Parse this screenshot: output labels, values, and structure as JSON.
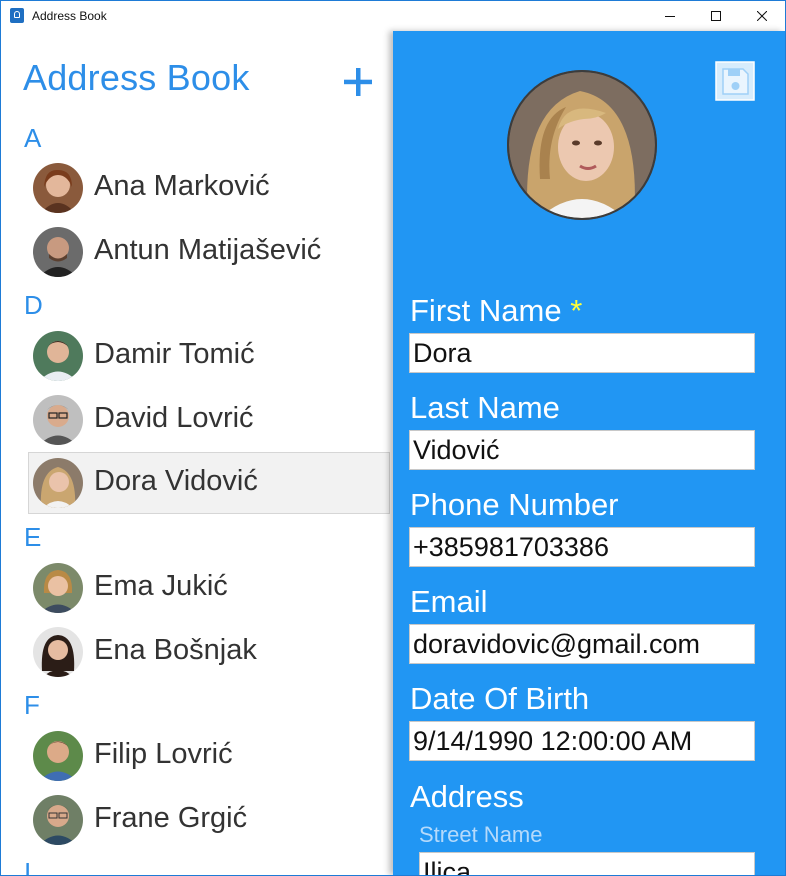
{
  "window": {
    "title": "Address Book"
  },
  "list": {
    "title": "Address Book",
    "groups": [
      {
        "letter": "A"
      },
      {
        "letter": "D"
      },
      {
        "letter": "E"
      },
      {
        "letter": "F"
      },
      {
        "letter": "I"
      }
    ],
    "contacts": [
      {
        "name": "Ana Marković"
      },
      {
        "name": "Antun Matijašević"
      },
      {
        "name": "Damir Tomić"
      },
      {
        "name": "David Lovrić"
      },
      {
        "name": "Dora Vidović",
        "selected": true
      },
      {
        "name": "Ema Jukić"
      },
      {
        "name": "Ena Bošnjak"
      },
      {
        "name": "Filip Lovrić"
      },
      {
        "name": "Frane Grgić"
      }
    ]
  },
  "detail": {
    "first_name_label": "First Name",
    "required_marker": "*",
    "first_name_value": "Dora",
    "last_name_label": "Last Name",
    "last_name_value": "Vidović",
    "phone_label": "Phone Number",
    "phone_value": "+385981703386",
    "email_label": "Email",
    "email_value": "doravidovic@gmail.com",
    "dob_label": "Date Of Birth",
    "dob_value": "9/14/1990 12:00:00 AM",
    "address_label": "Address",
    "street_label": "Street Name",
    "street_value": "Ilica"
  },
  "colors": {
    "accent": "#2d8ee8",
    "detail_background": "#2196f3",
    "required": "#ffff3a",
    "selection": "#f2f2f2"
  },
  "icons": {
    "add": "plus-icon",
    "save": "save-icon",
    "app": "address-book-icon"
  }
}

-.-.-

List each line in the listing that contains the string "letter".

ANSWER FOR THIS EXERCISE:
        "letter": "A"
        "letter": "D"
        "letter": "E"
        "letter": "F"
        "letter": "I"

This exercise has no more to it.